SET PROBLEM: Of the lines below, how many hold the string "conocer"? Give only the number.

SUPPLIED RECORDS:
+--

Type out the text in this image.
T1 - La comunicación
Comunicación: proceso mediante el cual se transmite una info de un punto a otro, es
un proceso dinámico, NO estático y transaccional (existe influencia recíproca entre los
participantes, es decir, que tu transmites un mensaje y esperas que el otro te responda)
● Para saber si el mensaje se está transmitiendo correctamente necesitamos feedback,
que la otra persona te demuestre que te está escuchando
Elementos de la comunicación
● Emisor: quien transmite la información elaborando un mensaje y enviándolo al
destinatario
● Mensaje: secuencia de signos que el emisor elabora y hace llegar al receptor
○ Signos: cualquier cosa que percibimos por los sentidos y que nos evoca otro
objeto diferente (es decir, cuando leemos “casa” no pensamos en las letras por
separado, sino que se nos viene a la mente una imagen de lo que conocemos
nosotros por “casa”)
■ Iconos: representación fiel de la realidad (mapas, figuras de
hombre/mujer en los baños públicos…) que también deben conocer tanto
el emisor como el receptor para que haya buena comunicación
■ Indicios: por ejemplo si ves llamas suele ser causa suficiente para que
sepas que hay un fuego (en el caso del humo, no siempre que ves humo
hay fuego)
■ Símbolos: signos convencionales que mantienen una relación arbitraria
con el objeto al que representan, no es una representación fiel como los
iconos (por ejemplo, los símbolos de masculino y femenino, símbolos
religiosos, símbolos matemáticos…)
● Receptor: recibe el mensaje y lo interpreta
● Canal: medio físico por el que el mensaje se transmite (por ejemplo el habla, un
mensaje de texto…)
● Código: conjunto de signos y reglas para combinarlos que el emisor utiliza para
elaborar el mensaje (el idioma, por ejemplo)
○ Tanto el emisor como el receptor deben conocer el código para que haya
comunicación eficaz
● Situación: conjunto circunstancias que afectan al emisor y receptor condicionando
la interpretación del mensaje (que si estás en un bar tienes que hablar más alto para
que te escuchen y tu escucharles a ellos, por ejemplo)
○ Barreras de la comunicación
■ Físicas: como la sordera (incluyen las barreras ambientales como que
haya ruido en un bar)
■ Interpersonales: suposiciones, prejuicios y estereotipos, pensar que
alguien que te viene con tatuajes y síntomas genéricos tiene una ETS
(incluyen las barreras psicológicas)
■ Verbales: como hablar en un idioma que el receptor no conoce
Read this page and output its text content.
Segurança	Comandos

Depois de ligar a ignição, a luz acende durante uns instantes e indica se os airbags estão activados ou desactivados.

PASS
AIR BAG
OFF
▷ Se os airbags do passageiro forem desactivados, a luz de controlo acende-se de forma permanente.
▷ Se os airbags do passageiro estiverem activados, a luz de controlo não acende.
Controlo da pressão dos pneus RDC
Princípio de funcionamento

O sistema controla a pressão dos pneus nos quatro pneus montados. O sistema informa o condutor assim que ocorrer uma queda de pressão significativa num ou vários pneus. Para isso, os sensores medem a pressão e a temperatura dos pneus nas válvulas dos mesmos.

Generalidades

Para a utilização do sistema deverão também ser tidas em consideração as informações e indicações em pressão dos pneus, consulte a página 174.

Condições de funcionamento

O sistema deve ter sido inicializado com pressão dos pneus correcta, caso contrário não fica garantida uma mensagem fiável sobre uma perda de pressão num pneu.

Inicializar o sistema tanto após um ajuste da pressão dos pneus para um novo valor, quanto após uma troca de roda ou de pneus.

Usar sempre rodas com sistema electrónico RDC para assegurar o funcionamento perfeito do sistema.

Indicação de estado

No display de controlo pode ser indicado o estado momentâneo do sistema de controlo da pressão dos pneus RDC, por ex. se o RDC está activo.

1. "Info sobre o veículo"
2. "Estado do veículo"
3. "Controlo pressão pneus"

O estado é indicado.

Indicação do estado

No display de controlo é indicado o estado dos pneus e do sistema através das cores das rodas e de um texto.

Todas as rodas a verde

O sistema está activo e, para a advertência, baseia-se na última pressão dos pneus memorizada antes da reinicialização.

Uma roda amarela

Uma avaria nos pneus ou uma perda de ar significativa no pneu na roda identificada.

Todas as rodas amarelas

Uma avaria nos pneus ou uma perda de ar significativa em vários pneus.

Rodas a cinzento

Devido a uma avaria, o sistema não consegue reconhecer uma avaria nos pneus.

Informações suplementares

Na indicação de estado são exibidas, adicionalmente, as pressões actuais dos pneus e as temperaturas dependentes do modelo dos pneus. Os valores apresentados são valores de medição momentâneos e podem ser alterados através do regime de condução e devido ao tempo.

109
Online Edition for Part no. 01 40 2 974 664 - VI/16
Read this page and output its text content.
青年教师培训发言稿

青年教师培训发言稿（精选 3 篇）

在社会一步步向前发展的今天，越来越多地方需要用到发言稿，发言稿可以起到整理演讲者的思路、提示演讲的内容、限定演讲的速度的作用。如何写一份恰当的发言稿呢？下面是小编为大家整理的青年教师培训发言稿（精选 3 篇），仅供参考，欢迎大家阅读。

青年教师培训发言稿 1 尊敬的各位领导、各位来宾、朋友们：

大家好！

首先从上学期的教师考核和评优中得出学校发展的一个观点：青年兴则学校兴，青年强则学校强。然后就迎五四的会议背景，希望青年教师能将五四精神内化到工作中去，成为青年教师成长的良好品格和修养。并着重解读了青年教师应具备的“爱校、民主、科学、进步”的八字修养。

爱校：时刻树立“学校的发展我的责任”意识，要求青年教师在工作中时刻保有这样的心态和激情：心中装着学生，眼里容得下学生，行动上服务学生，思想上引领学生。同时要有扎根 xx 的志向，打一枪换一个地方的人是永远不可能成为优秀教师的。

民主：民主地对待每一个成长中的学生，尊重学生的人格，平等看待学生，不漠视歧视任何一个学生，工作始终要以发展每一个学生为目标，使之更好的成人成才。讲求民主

+--

FULL SOLUTION: 2